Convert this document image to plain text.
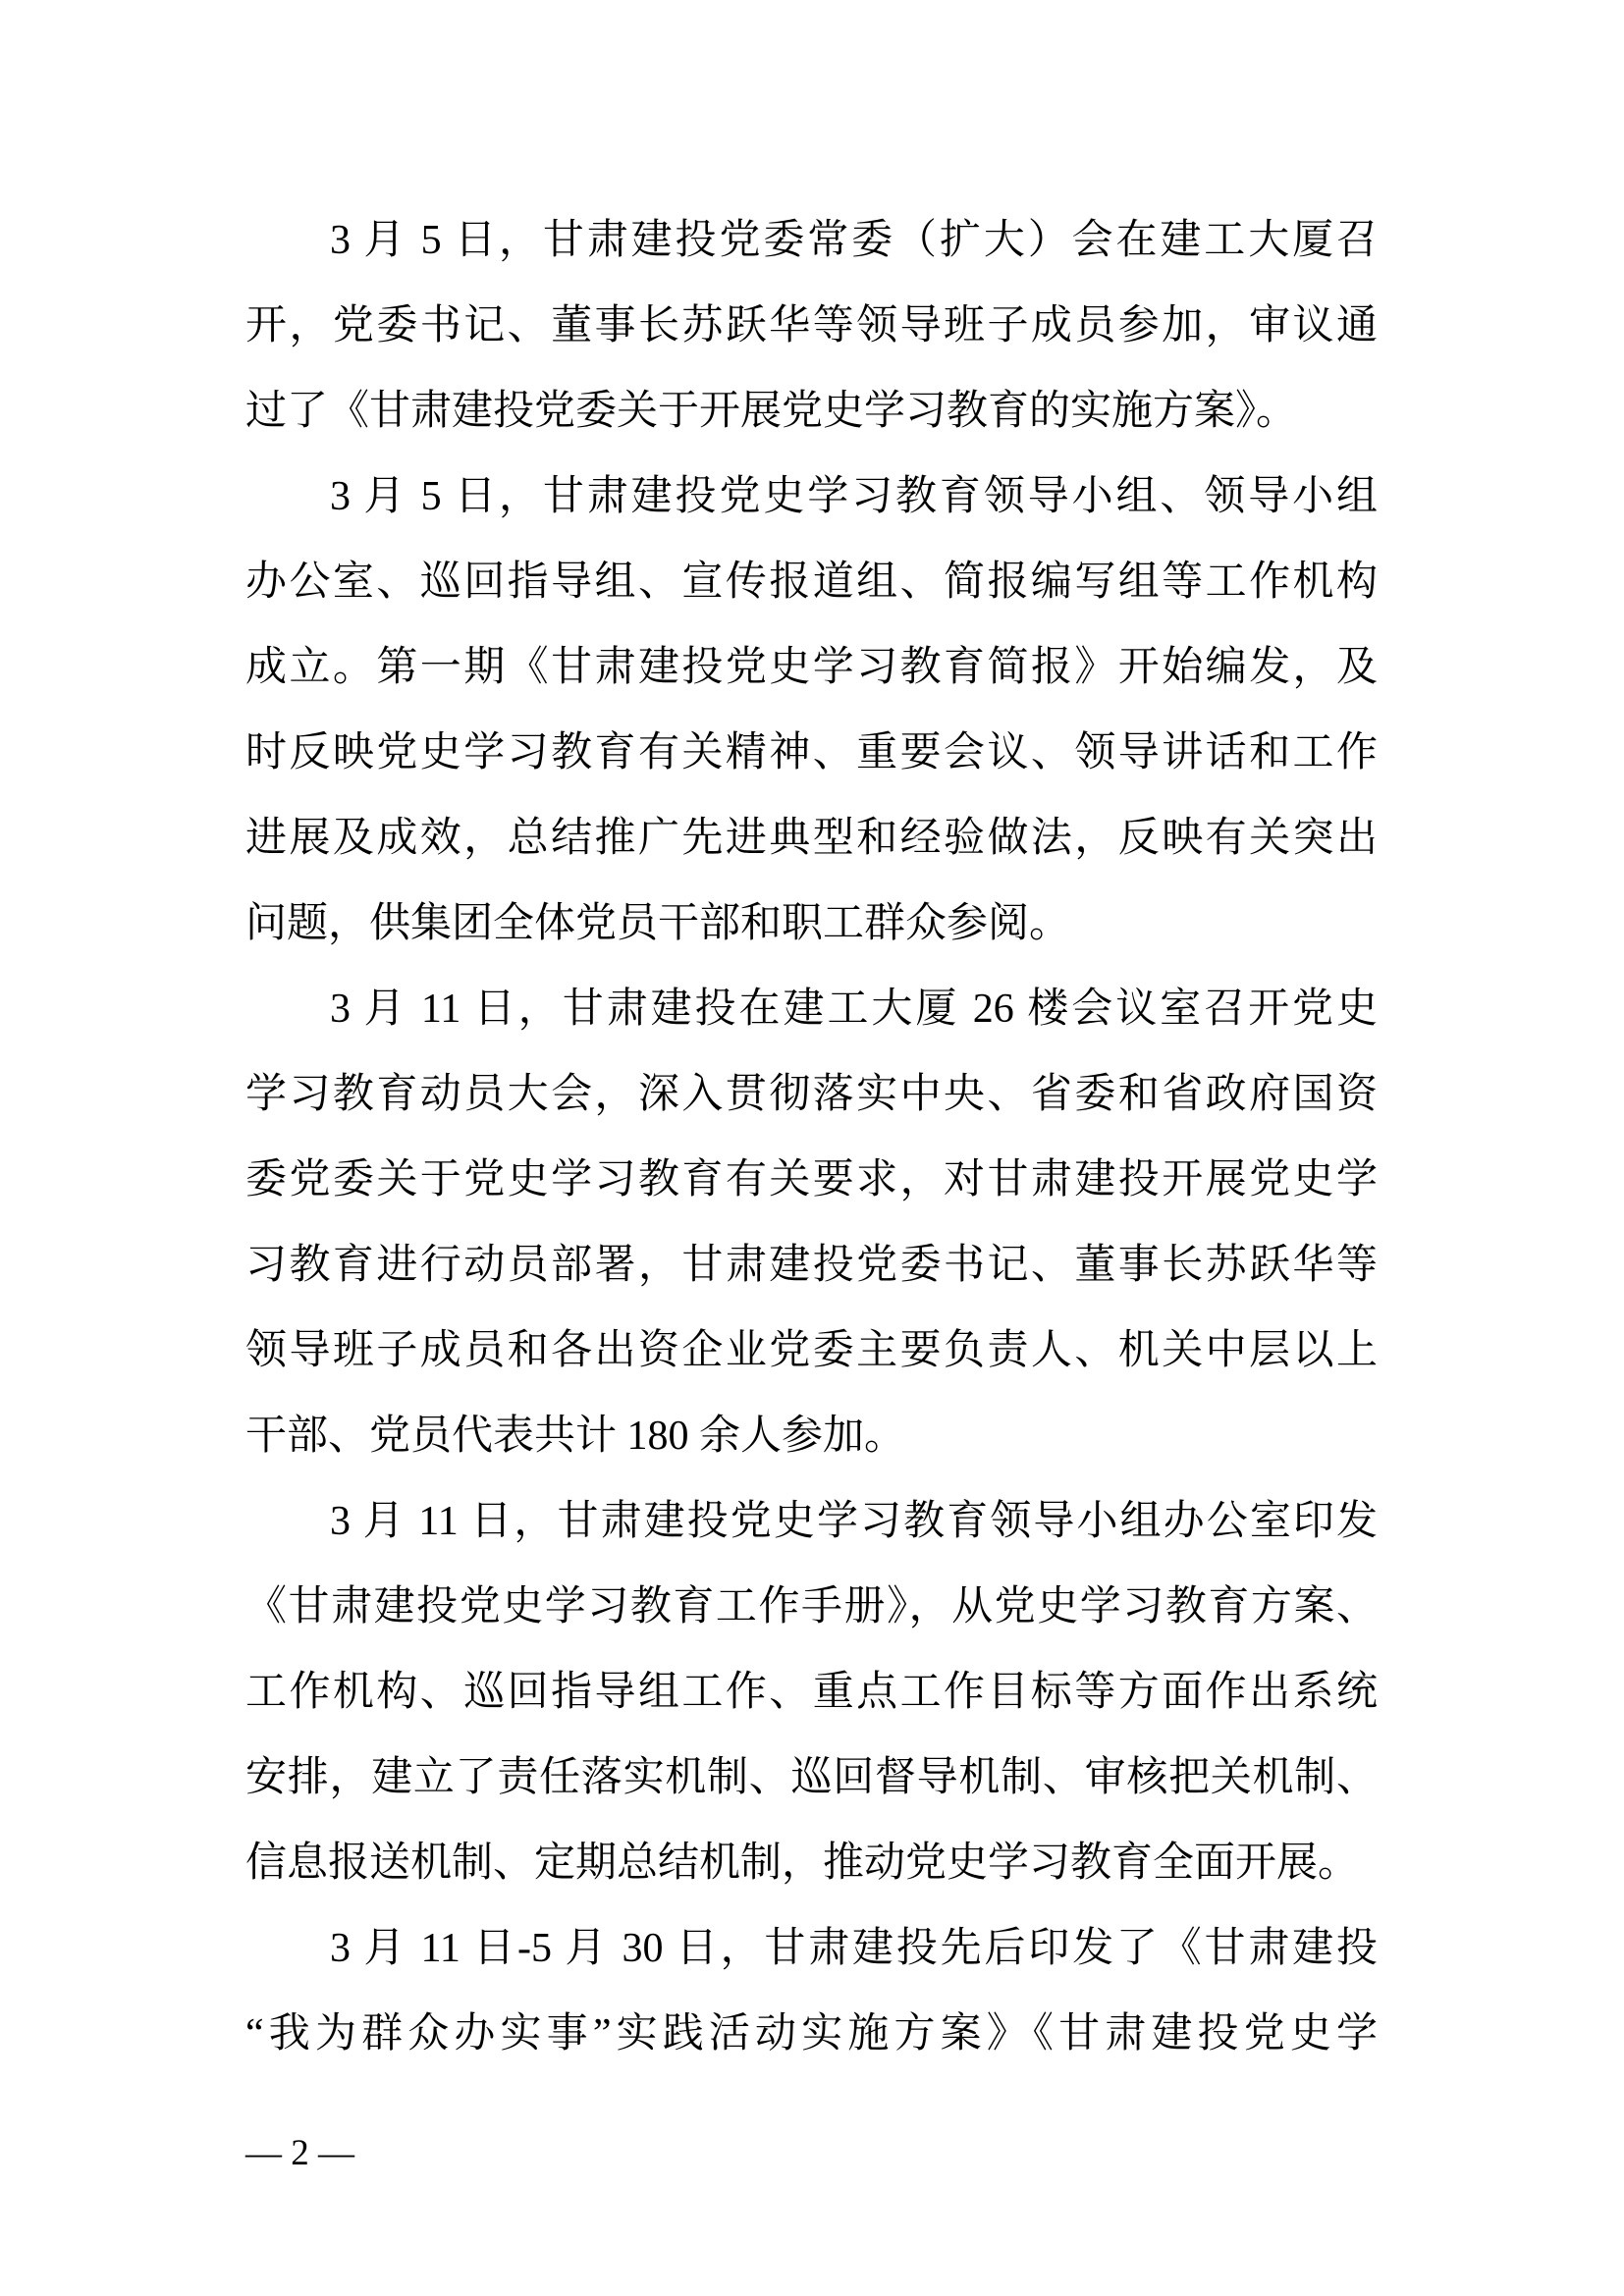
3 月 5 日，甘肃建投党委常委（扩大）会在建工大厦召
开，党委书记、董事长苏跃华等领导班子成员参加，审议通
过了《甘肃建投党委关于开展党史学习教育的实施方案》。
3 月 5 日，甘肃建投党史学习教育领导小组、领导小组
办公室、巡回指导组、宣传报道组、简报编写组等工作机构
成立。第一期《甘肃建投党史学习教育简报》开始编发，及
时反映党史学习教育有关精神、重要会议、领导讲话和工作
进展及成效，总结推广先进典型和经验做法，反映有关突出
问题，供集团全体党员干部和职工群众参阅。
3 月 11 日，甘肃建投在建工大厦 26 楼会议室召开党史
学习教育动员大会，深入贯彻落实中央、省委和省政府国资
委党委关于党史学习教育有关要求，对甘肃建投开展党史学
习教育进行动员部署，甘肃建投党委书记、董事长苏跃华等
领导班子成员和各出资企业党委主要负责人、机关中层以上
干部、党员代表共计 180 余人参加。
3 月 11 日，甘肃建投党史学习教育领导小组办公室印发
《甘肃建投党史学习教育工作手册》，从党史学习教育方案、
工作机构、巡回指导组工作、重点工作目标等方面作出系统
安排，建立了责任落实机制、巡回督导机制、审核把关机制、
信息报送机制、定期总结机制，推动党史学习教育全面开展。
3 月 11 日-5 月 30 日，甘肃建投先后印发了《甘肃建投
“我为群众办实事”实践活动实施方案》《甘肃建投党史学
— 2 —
* * *
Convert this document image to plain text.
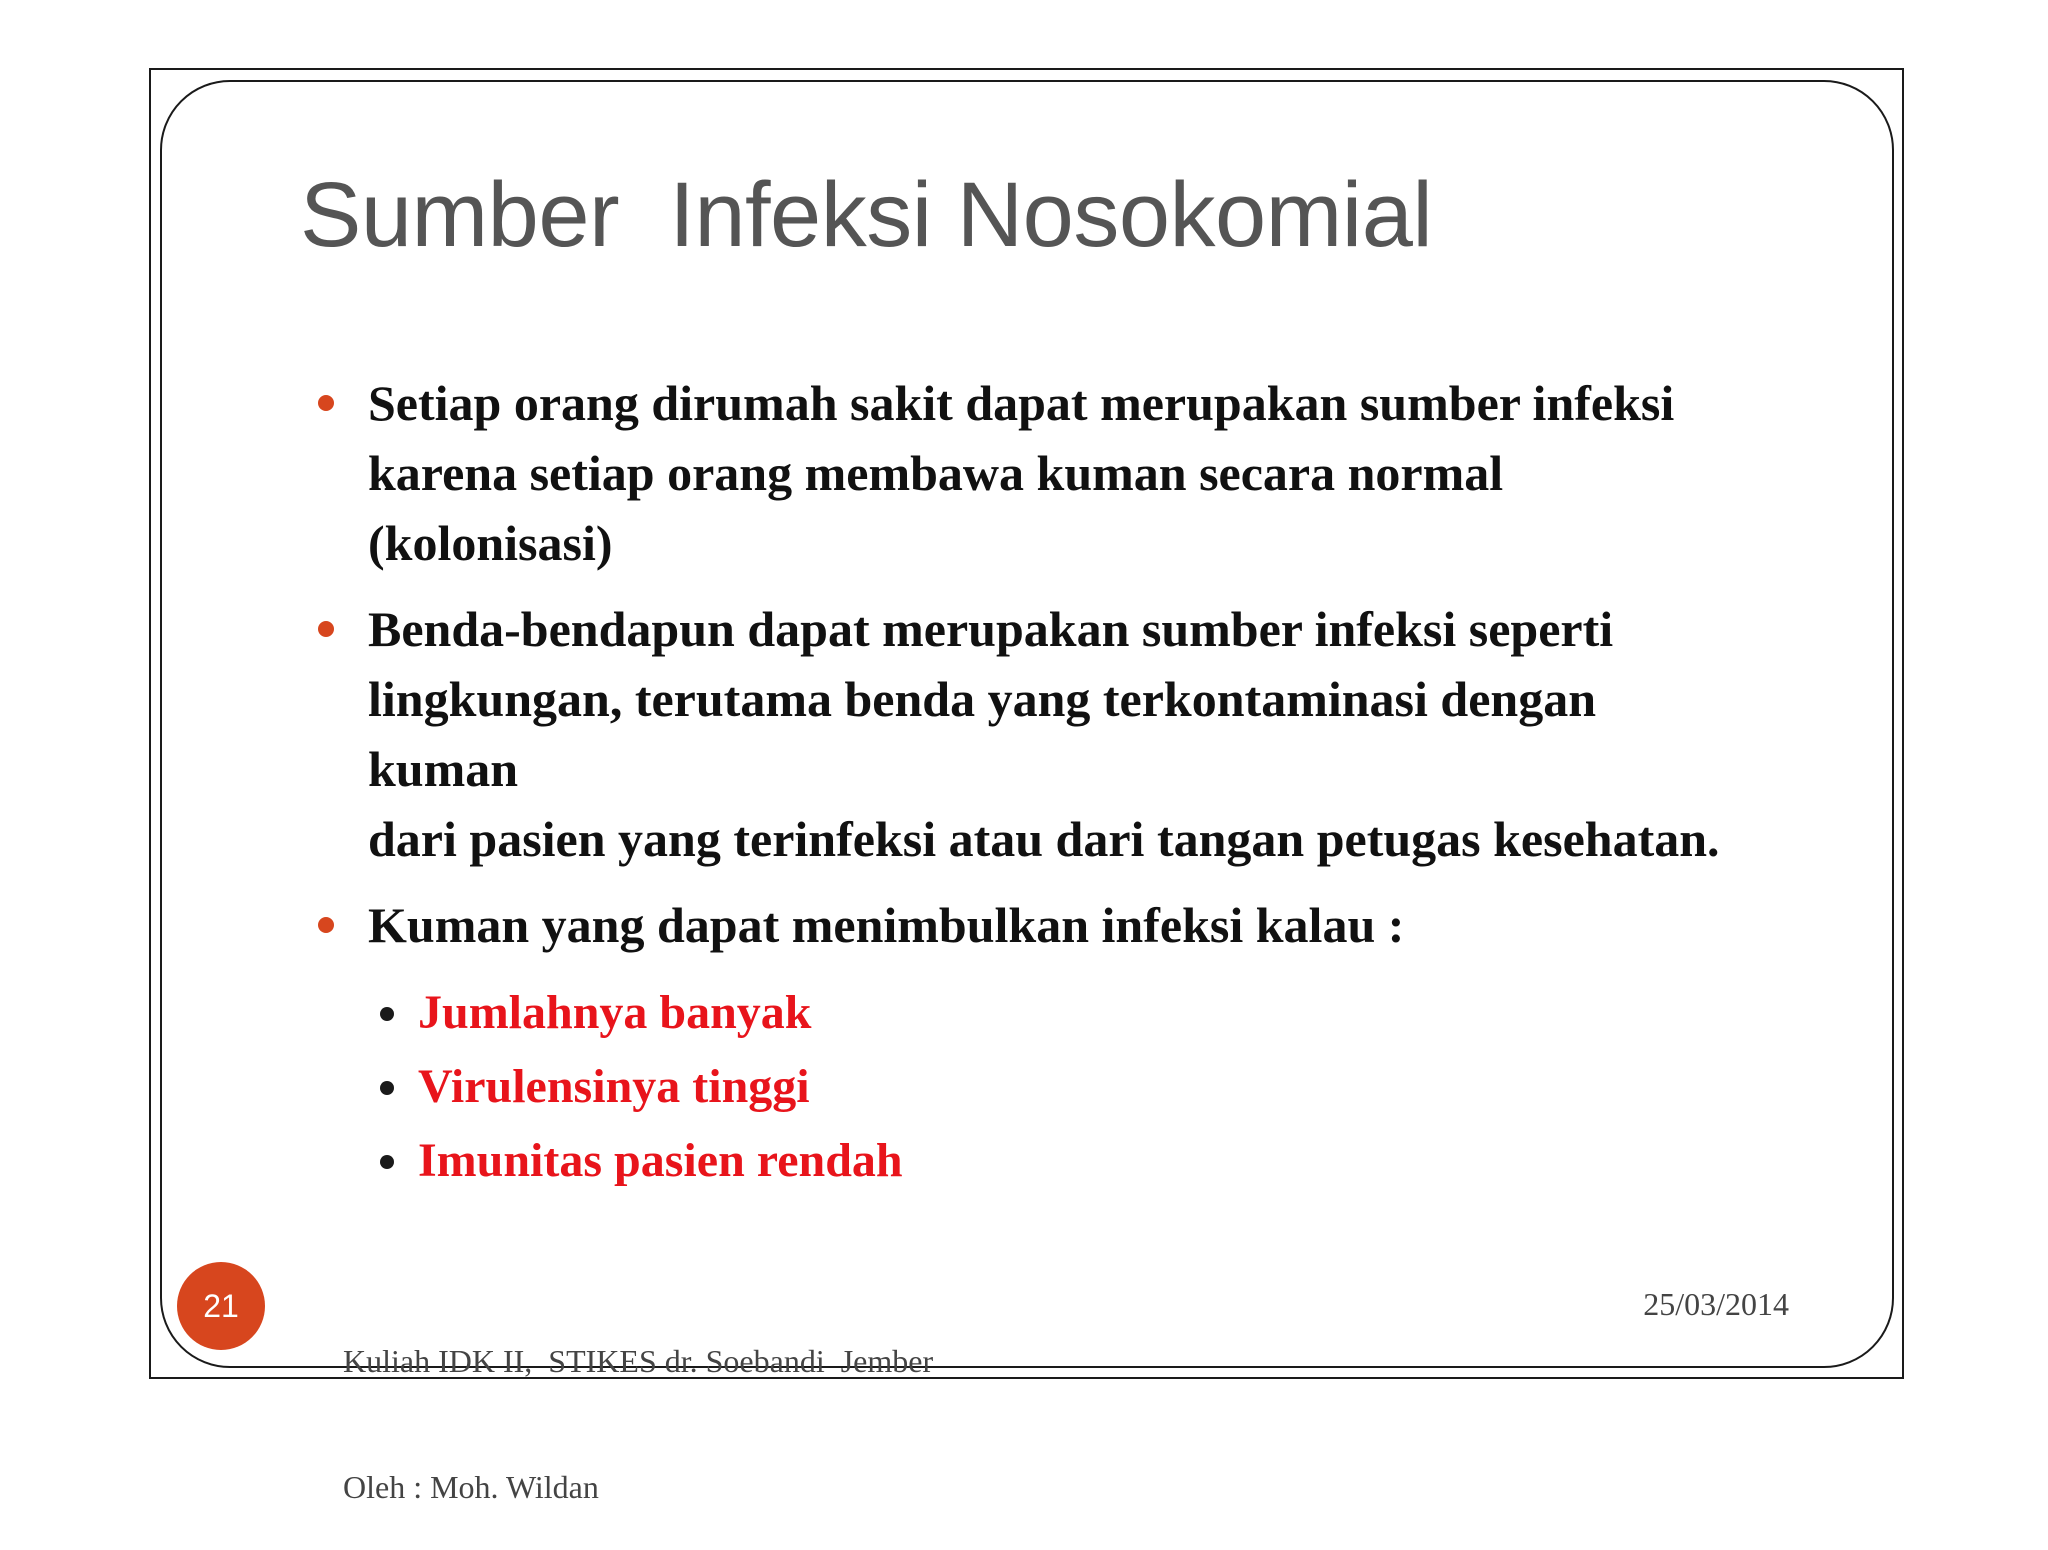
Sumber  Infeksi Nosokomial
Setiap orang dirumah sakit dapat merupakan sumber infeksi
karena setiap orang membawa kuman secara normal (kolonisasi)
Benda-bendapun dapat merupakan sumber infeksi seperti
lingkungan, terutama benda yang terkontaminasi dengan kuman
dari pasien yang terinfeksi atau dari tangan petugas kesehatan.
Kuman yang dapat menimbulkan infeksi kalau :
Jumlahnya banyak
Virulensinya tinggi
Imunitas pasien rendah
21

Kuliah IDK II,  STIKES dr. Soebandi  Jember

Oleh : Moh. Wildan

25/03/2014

Task brief: Copy every line of the listing where the word "yang" appears.

Full solution:
lingkungan, terutama benda yang terkontaminasi dengan kuman
dari pasien yang terinfeksi atau dari tangan petugas kesehatan.
Kuman yang dapat menimbulkan infeksi kalau :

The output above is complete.